§ Figure collection entries

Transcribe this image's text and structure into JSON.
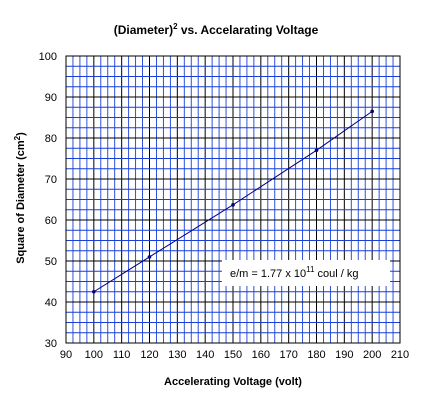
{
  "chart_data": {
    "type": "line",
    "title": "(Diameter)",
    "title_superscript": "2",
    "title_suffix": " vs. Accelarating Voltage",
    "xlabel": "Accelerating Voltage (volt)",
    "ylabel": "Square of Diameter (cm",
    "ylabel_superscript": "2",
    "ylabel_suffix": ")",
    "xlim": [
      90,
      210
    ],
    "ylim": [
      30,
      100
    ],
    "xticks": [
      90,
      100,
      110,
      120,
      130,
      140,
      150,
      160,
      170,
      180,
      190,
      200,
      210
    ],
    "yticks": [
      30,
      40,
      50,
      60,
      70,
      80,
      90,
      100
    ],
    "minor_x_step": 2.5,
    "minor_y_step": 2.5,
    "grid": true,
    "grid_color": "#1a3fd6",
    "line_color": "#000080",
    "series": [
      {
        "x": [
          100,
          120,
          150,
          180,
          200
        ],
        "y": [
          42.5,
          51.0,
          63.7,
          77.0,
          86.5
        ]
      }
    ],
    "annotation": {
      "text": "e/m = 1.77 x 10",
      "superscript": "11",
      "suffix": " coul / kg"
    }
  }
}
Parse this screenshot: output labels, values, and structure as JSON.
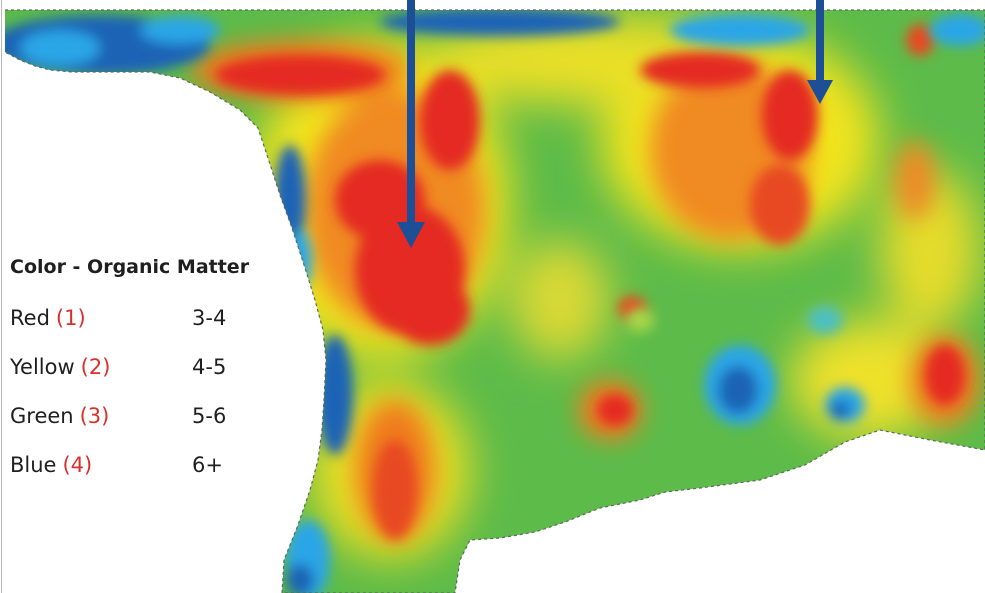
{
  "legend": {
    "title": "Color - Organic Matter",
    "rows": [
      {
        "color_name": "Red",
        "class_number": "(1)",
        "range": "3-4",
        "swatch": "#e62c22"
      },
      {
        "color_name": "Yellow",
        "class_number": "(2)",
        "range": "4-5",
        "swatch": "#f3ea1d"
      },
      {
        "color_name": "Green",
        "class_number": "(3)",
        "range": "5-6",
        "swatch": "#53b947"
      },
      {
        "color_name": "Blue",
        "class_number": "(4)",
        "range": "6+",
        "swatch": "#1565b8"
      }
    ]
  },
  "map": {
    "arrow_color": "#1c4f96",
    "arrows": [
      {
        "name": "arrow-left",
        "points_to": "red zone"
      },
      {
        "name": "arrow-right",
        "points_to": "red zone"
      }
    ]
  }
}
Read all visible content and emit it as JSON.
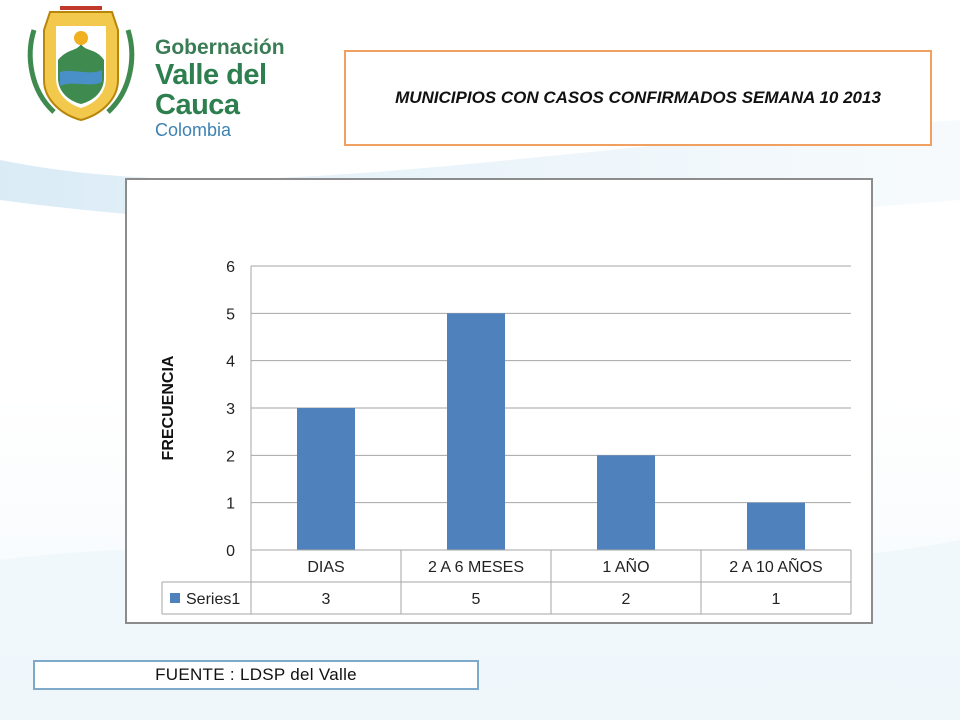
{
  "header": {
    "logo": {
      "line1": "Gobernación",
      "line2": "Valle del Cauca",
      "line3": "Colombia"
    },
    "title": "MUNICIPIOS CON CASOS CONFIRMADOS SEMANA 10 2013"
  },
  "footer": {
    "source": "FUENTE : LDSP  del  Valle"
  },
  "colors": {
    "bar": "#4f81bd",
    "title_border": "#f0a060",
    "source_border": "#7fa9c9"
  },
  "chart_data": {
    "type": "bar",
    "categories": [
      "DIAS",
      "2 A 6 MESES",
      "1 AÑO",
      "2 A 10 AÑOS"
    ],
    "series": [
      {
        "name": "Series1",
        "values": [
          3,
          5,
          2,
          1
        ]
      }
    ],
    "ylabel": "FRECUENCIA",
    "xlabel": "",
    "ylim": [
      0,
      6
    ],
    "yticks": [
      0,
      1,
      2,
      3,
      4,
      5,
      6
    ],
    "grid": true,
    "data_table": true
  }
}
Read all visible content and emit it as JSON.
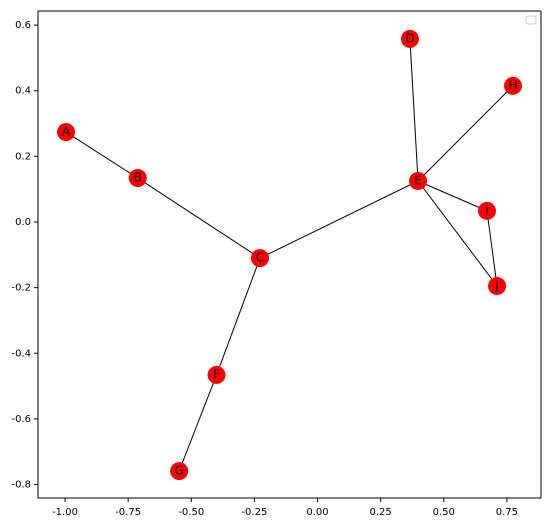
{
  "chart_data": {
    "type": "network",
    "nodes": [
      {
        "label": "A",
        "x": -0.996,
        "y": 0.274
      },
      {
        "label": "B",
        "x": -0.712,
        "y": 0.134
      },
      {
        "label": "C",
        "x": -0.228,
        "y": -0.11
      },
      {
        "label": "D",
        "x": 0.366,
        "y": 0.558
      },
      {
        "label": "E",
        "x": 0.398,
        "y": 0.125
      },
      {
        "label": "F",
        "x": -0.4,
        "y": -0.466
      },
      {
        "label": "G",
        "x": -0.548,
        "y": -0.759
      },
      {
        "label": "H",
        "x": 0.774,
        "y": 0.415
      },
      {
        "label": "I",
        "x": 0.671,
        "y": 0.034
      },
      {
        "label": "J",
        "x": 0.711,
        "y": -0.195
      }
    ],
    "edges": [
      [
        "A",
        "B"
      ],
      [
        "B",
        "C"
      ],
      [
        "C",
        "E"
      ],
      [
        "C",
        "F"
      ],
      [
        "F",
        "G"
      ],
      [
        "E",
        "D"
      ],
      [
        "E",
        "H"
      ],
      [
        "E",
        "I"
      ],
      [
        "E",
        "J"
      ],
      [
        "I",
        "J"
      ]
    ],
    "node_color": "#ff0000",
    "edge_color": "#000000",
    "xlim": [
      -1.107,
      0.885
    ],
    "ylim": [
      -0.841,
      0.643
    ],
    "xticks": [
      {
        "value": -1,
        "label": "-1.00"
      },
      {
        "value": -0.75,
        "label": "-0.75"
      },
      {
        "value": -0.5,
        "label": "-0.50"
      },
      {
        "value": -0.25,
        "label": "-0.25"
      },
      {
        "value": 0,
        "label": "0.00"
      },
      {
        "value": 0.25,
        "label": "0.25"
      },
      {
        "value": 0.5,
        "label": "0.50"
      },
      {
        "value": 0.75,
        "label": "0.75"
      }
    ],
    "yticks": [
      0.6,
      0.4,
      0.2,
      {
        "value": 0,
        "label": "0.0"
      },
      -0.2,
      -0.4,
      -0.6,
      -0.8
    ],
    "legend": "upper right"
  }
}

§ Task details
Repeat the records above verbatim, with no pictures in the result.

§ Completed task
Transcribe this image's text and structure into JSON.
{
  "chart_data": {
    "type": "line",
    "title": "(Diameter)",
    "title_superscript": "2",
    "title_suffix": " vs. Accelarating Voltage",
    "xlabel": "Accelerating Voltage (volt)",
    "ylabel": "Square of Diameter (cm",
    "ylabel_superscript": "2",
    "ylabel_suffix": ")",
    "xlim": [
      90,
      210
    ],
    "ylim": [
      30,
      100
    ],
    "xticks": [
      90,
      100,
      110,
      120,
      130,
      140,
      150,
      160,
      170,
      180,
      190,
      200,
      210
    ],
    "yticks": [
      30,
      40,
      50,
      60,
      70,
      80,
      90,
      100
    ],
    "minor_x_step": 2.5,
    "minor_y_step": 2.5,
    "grid": true,
    "grid_color": "#1a3fd6",
    "line_color": "#000080",
    "series": [
      {
        "x": [
          100,
          120,
          150,
          180,
          200
        ],
        "y": [
          42.5,
          51.0,
          63.7,
          77.0,
          86.5
        ]
      }
    ],
    "annotation": {
      "text": "e/m = 1.77 x 10",
      "superscript": "11",
      "suffix": " coul / kg"
    }
  }
}
Parse this screenshot: output labels, values, and structure as JSON.
{
  "legend": {
    "title": "Color - Organic Matter",
    "rows": [
      {
        "color_name": "Red",
        "class_number": "(1)",
        "range": "3-4",
        "swatch": "#e62c22"
      },
      {
        "color_name": "Yellow",
        "class_number": "(2)",
        "range": "4-5",
        "swatch": "#f3ea1d"
      },
      {
        "color_name": "Green",
        "class_number": "(3)",
        "range": "5-6",
        "swatch": "#53b947"
      },
      {
        "color_name": "Blue",
        "class_number": "(4)",
        "range": "6+",
        "swatch": "#1565b8"
      }
    ]
  },
  "map": {
    "arrow_color": "#1c4f96",
    "arrows": [
      {
        "name": "arrow-left",
        "points_to": "red zone"
      },
      {
        "name": "arrow-right",
        "points_to": "red zone"
      }
    ]
  }
}
Read all visible content and emit it as JSON.
{
  "header": {
    "logo": {
      "line1": "Gobernación",
      "line2": "Valle del Cauca",
      "line3": "Colombia"
    },
    "title": "MUNICIPIOS CON CASOS CONFIRMADOS SEMANA 10 2013"
  },
  "footer": {
    "source": "FUENTE : LDSP  del  Valle"
  },
  "colors": {
    "bar": "#4f81bd",
    "title_border": "#f0a060",
    "source_border": "#7fa9c9"
  },
  "chart_data": {
    "type": "bar",
    "categories": [
      "DIAS",
      "2 A 6 MESES",
      "1 AÑO",
      "2 A 10 AÑOS"
    ],
    "series": [
      {
        "name": "Series1",
        "values": [
          3,
          5,
          2,
          1
        ]
      }
    ],
    "ylabel": "FRECUENCIA",
    "xlabel": "",
    "ylim": [
      0,
      6
    ],
    "yticks": [
      0,
      1,
      2,
      3,
      4,
      5,
      6
    ],
    "grid": true,
    "data_table": true
  }
}
Read all visible content and emit it as JSON.
{
  "chart_data": {
    "type": "network",
    "nodes": [
      {
        "label": "A",
        "x": -0.996,
        "y": 0.274
      },
      {
        "label": "B",
        "x": -0.712,
        "y": 0.134
      },
      {
        "label": "C",
        "x": -0.228,
        "y": -0.11
      },
      {
        "label": "D",
        "x": 0.366,
        "y": 0.558
      },
      {
        "label": "E",
        "x": 0.398,
        "y": 0.125
      },
      {
        "label": "F",
        "x": -0.4,
        "y": -0.466
      },
      {
        "label": "G",
        "x": -0.548,
        "y": -0.759
      },
      {
        "label": "H",
        "x": 0.774,
        "y": 0.415
      },
      {
        "label": "I",
        "x": 0.671,
        "y": 0.034
      },
      {
        "label": "J",
        "x": 0.711,
        "y": -0.195
      }
    ],
    "edges": [
      [
        "A",
        "B"
      ],
      [
        "B",
        "C"
      ],
      [
        "C",
        "E"
      ],
      [
        "C",
        "F"
      ],
      [
        "F",
        "G"
      ],
      [
        "E",
        "D"
      ],
      [
        "E",
        "H"
      ],
      [
        "E",
        "I"
      ],
      [
        "E",
        "J"
      ],
      [
        "I",
        "J"
      ]
    ],
    "node_color": "#ff0000",
    "edge_color": "#000000",
    "xlim": [
      -1.107,
      0.885
    ],
    "ylim": [
      -0.841,
      0.643
    ],
    "xticks": [
      {
        "value": -1,
        "label": "-1.00"
      },
      {
        "value": -0.75,
        "label": "-0.75"
      },
      {
        "value": -0.5,
        "label": "-0.50"
      },
      {
        "value": -0.25,
        "label": "-0.25"
      },
      {
        "value": 0,
        "label": "0.00"
      },
      {
        "value": 0.25,
        "label": "0.25"
      },
      {
        "value": 0.5,
        "label": "0.50"
      },
      {
        "value": 0.75,
        "label": "0.75"
      }
    ],
    "yticks": [
      0.6,
      0.4,
      0.2,
      {
        "value": 0,
        "label": "0.0"
      },
      -0.2,
      -0.4,
      -0.6,
      -0.8
    ],
    "legend": "upper right"
  }
}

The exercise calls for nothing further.